FRAGMENTO DE PÁGINA -
---

Cobá, México.
Los inmigrantes no se van de sus países porque quieren. Se van porque hay razones que los expulsan y porque en otros lugares hay cosas que los atraen. En todo el mundo existen alrededor de 200 millones de personas que han tomado la decisión de irse de su país. Y la mayor parte de ellas son pobres. Bien lo decía en 1831 el viajero francés, Alexis de Tocqueville: “Los ricos y poderosos no se van al exilio.”
En las maravillosas ruinas mayas de Cobá, en el estado mexicano de Quintana Roo, es fácil entender porque tantos mexicanos se van de su país. Ahí conocí a Rodrigo, un muchacho de descendencia maya que apenas sobrepasa los 18 años de edad, y quien pedalea todo el día para ganarse la vida. Les cuento.
En una bicicleta adaptada para sentar a dos personas en la parte delantera, Rodrigo espera todos los días la llegada de turistas a esta zona arqueológica para llevarlos desde la entrada de Cobá hasta la gran pirámide (que se alza 120 escalones en medio de la selva yucateca). Son dos kilómetros de recorrido que le han puesto las piernas a Rodrigo como un par de troncos. Pero aunque está en buena condición física, no se puede decir lo mismo de su condición económica.
Rodrigo gana el equivalente a dos dólares por recorrido de ida y vuelta. Pero son tantos los bicicleteros que esperan a los turistas que en un buen día no se pueden hacer más de cuatro recorridos. Es decir, que si a Rodrigo le va bien gana ocho dólares diarios o 48 dólares semanales (pues trabaja seis días por semana). Y si le va mal hagan ustedes las cuentas.
Rodrigo habla un poquitito de inglés y se expresa en español con acento ya que su lengua materna es el maya o, mas bien, uno de los 30 lenguajes que aún sobreviven del antiguo imperio maya. Pero no hay que saber mucho de lenguajes y de números para calcular que lo que Rodrigo gana en un año lo podría ganar en un mes trabajando en Estados Unidos. Por eso no me extrañaría verlo muy pronto trabajando en los campos de cultivo de California o la Florida.
Eso es exactamente lo que han hecho un millón de mayas, provenientes de México y Guatemala, que en estos momentos viven en Estados Unidos. Uno de cada seis mayas ha dejado su país de origen para buscar mejor suerte en el norte. Conocí a varios de ellos mientras recogían el jitomate en los campos de Immokalee en la Florida. Son inconfundibles por sus rasgos, su estatura y su inusual fortaleza para los trabajos duros que nadie más quiere hacer. La gran tristeza es que los pocos pobladores mayas que quedan –seis millones- de una de las zonas de mayor riqueza histórica del mundo prehispánico tienen que decidir entre mantener su tradición cultural y el morirse de hambre.

---

ACERCA DE LA TAREA -
Resuma en dos oraciones el texto sobre Cobá y la emigración maya.

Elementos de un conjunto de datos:
---

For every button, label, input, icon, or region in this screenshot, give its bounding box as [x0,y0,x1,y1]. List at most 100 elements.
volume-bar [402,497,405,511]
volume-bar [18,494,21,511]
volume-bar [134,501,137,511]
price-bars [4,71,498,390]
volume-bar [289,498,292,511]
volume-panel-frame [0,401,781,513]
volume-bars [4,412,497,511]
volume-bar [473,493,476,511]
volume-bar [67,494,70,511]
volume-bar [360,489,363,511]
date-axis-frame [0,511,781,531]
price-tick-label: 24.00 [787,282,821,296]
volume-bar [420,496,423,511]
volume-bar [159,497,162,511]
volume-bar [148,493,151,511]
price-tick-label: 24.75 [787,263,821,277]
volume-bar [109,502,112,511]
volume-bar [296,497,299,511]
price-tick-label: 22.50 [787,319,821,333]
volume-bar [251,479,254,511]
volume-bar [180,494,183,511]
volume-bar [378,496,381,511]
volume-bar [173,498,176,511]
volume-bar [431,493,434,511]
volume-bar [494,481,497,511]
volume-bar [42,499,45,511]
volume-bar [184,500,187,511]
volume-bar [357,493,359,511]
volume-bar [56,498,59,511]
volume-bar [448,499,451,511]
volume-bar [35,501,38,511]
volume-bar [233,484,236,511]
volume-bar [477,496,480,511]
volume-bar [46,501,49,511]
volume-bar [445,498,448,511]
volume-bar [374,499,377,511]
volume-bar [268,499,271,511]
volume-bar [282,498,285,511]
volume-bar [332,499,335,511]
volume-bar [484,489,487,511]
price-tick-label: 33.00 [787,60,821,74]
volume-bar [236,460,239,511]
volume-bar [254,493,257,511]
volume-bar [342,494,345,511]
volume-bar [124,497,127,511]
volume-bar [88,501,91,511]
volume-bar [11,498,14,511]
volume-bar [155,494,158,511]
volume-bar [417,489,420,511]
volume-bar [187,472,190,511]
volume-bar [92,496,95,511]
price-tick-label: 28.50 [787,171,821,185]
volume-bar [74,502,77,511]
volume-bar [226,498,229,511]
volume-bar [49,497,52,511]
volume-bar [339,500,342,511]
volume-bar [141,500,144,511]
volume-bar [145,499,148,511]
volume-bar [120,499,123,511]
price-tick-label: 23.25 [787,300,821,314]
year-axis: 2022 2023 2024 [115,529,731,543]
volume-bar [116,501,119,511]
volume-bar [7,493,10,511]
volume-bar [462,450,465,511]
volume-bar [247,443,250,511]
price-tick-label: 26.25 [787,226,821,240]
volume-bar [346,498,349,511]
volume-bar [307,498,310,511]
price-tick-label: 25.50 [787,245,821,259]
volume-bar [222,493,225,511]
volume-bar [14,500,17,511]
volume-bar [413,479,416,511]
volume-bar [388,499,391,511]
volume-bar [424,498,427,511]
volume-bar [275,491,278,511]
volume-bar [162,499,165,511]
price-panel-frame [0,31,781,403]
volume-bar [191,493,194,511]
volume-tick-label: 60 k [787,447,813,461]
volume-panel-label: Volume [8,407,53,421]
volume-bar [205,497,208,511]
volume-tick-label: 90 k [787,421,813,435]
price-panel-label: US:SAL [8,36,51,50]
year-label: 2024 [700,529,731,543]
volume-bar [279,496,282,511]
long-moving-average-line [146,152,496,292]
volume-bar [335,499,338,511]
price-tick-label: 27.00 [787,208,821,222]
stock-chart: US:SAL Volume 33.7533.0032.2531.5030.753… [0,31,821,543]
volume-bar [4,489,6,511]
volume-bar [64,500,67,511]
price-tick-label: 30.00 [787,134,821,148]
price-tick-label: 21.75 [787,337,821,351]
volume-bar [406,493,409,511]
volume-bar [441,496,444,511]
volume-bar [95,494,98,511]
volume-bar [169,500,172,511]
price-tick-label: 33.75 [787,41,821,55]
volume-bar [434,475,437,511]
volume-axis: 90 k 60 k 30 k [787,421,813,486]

---

RESPUESTA A LA TAREA -
En las ruinas mayas de Cobá, en Quintana Roo, Rodrigo, un joven de descendencia maya, lleva turistas en bicicleta y en un buen día gana ocho dólares, mientras que lo que gana en un año podría ganarlo en un mes trabajando en Estados Unidos. Un millón de mayas de México y Guatemala viven ya en Estados Unidos, y los seis millones que quedan tienen que decidir entre mantener su tradición cultural y morirse de hambre.